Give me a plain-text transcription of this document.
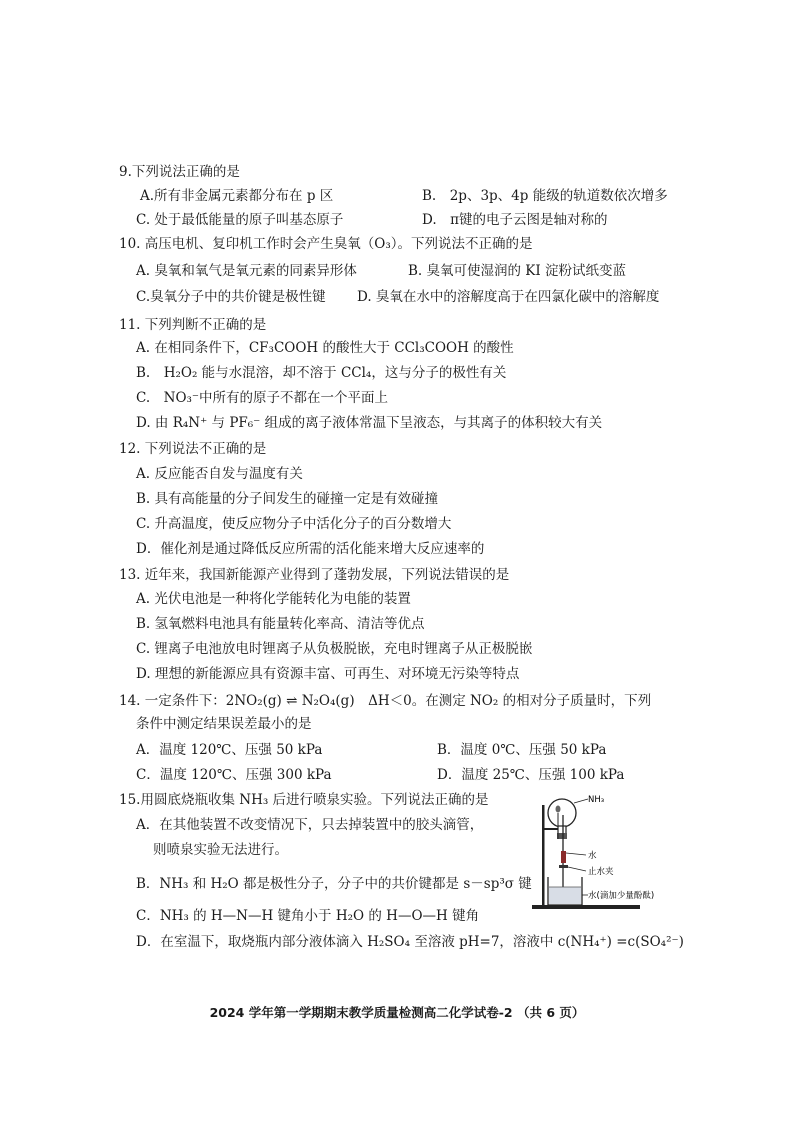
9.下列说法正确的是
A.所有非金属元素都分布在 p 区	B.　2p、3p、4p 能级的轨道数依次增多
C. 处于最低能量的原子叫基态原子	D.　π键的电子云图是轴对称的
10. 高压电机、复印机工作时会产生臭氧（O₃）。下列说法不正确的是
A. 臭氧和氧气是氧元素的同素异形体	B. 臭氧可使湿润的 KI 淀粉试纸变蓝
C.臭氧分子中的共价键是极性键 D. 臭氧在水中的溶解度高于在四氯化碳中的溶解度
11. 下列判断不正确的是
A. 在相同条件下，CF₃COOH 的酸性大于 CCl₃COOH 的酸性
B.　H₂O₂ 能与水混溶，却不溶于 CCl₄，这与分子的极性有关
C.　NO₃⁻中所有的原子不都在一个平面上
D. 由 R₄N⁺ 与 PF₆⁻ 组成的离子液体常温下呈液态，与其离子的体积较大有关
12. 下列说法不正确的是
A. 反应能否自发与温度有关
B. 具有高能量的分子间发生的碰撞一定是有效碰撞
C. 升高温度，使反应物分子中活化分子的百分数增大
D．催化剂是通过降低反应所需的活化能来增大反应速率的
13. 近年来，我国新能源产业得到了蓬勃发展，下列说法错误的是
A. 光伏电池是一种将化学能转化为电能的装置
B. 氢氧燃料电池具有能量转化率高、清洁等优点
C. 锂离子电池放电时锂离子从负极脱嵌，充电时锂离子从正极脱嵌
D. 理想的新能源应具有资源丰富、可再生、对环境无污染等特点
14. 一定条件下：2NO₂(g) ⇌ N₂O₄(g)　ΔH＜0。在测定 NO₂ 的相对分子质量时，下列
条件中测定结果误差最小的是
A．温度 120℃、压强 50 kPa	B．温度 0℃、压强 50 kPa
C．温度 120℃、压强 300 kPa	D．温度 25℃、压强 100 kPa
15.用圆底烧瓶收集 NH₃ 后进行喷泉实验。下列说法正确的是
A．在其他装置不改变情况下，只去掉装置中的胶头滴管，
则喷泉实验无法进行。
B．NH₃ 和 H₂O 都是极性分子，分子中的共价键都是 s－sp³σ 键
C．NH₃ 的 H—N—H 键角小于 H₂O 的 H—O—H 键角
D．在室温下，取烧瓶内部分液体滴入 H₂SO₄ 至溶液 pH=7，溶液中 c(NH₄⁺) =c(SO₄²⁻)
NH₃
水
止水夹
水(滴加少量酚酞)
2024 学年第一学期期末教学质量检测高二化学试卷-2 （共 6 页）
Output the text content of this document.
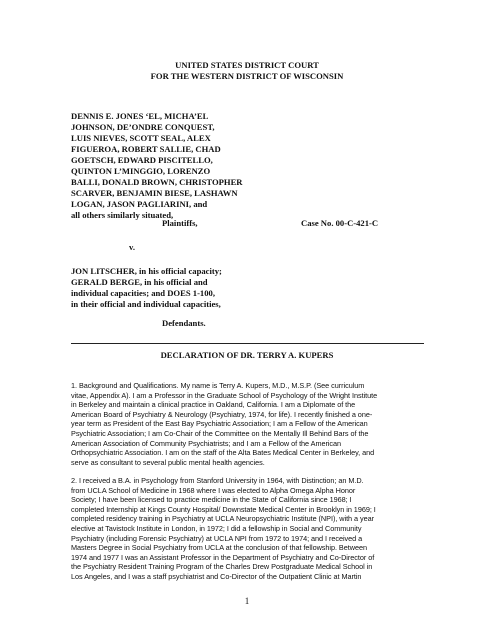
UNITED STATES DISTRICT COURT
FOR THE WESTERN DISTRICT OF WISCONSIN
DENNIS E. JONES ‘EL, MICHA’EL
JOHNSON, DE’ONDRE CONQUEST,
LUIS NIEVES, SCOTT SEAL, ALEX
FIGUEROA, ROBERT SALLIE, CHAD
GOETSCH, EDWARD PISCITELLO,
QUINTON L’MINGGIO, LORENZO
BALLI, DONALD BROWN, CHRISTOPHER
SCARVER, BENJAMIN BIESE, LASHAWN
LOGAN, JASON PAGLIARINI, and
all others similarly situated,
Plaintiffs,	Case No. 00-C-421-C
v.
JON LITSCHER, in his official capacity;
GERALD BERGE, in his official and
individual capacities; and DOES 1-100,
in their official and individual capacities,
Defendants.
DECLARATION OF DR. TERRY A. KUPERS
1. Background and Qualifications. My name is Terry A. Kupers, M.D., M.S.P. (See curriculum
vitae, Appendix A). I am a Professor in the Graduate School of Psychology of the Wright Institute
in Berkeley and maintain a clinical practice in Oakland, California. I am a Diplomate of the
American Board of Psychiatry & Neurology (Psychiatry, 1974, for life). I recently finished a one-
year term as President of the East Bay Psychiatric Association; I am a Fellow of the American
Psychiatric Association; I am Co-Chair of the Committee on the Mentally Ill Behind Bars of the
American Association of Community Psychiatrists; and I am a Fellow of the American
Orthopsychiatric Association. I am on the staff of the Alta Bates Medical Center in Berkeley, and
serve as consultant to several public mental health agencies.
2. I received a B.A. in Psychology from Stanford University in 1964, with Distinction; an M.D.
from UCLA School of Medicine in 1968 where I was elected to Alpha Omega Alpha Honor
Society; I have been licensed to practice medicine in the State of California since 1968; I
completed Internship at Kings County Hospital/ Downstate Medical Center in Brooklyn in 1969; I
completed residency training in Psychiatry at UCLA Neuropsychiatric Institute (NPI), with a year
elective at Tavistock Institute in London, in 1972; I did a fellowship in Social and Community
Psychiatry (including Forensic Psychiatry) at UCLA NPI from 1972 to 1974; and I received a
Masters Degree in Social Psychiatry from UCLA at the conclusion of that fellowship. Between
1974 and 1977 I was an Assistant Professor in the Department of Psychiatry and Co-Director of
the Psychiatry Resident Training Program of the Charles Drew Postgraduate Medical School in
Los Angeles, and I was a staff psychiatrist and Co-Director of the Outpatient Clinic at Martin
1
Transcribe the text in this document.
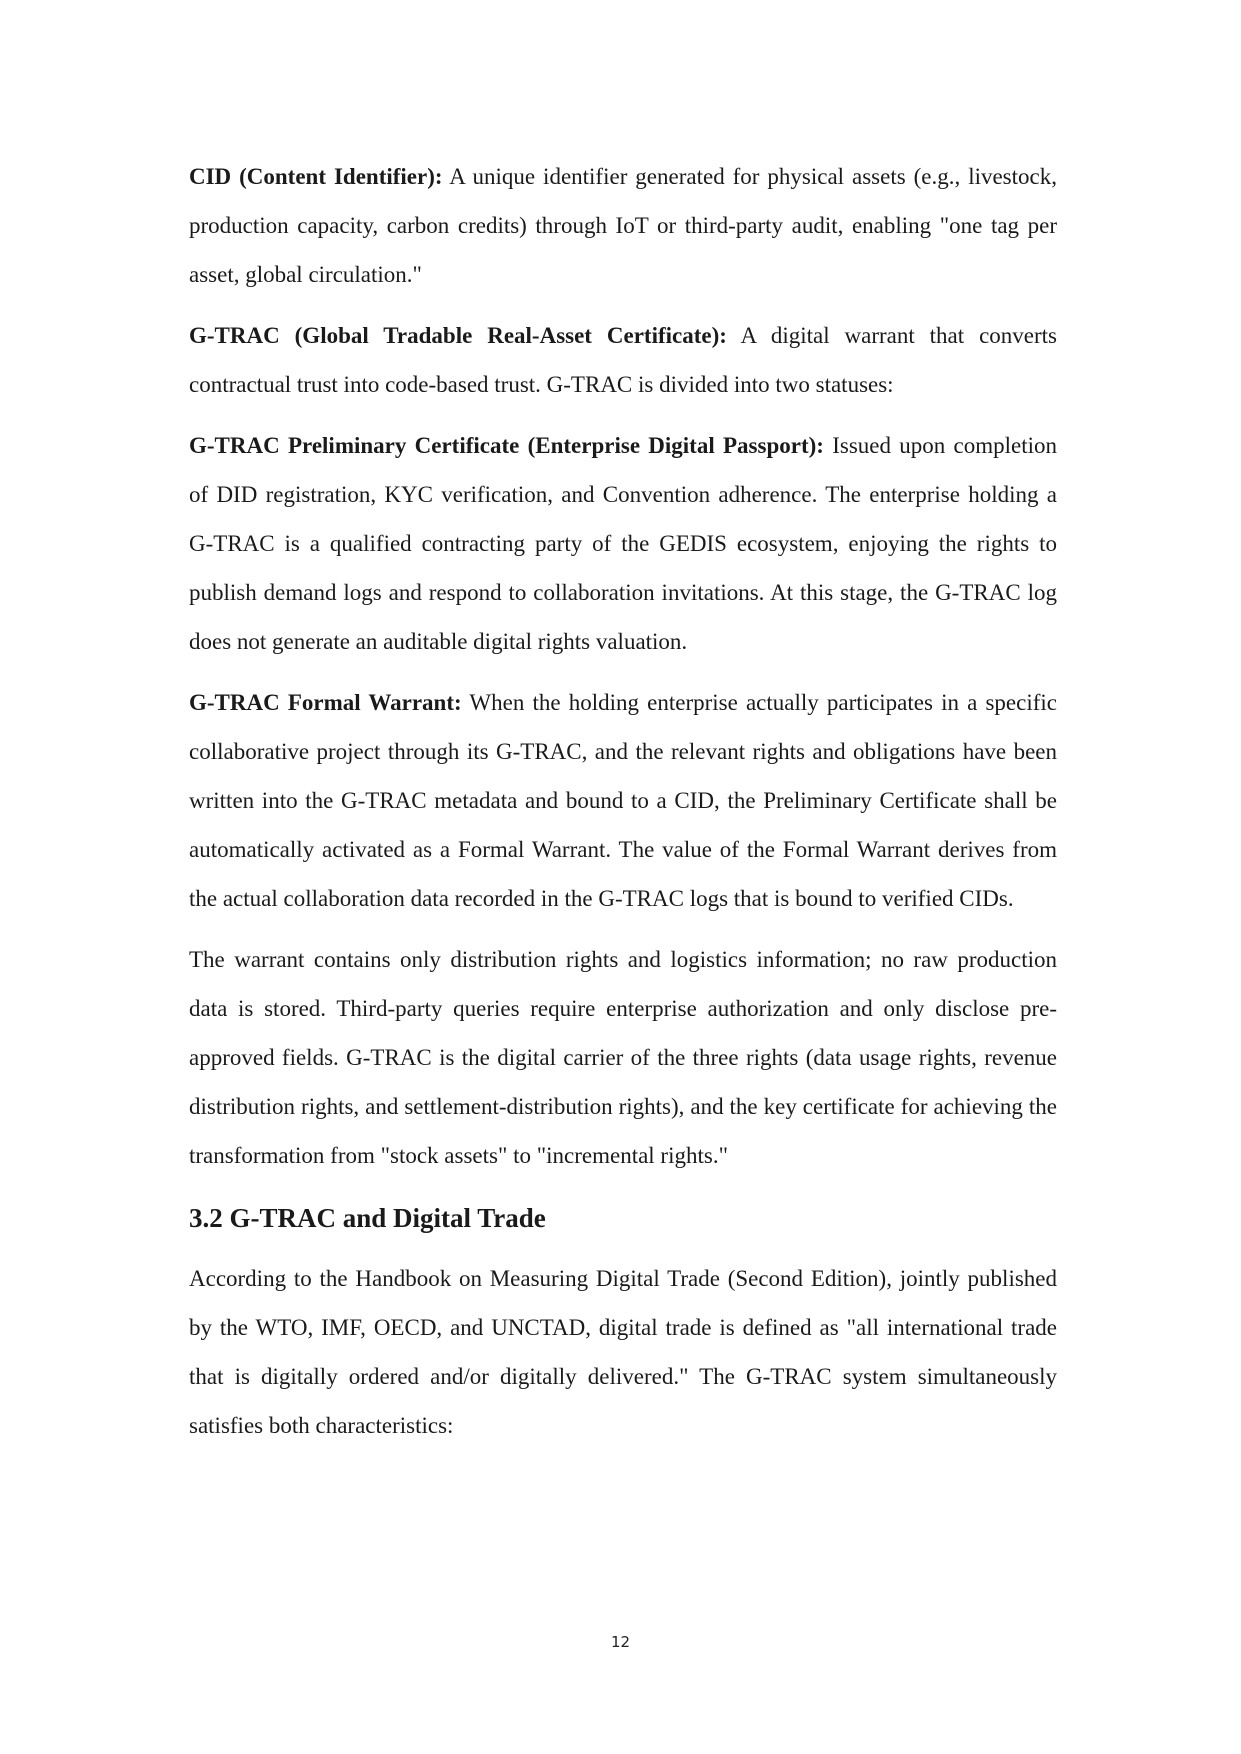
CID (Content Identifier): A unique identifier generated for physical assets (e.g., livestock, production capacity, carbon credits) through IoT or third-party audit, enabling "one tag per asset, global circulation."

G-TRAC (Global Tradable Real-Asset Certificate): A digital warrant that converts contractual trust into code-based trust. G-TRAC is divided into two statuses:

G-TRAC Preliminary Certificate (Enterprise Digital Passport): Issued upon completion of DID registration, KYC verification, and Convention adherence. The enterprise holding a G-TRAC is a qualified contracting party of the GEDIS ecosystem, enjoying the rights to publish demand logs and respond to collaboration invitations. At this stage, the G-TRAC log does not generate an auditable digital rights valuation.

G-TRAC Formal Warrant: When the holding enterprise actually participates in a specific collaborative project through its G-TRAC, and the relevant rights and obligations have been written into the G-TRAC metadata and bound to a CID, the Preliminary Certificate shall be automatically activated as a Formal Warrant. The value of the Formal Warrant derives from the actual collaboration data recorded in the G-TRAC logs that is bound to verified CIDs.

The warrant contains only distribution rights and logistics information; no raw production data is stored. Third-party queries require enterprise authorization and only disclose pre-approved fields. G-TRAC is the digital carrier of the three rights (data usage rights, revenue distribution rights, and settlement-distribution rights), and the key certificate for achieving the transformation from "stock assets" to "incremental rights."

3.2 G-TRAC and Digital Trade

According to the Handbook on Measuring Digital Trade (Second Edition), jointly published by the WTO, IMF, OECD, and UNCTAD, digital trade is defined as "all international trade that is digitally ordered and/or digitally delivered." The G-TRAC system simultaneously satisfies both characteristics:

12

____________

EXERCISE GOAL: In the listing above, find the lines holding the word "through" and copy them.

SOLUTION BELOW:
CID (Content Identifier): A unique identifier generated for physical assets (e.g., livestock, production capacity, carbon credits) through IoT or third-party audit, enabling "one tag per asset, global circulation."
G-TRAC Formal Warrant: When the holding enterprise actually participates in a specific collaborative project through its G-TRAC, and the relevant rights and obligations have been written into the G-TRAC metadata and bound to a CID, the Preliminary Certificate shall be automatically activated as a Formal Warrant. The value of the Formal Warrant derives from the actual collaboration data recorded in the G-TRAC logs that is bound to verified CIDs.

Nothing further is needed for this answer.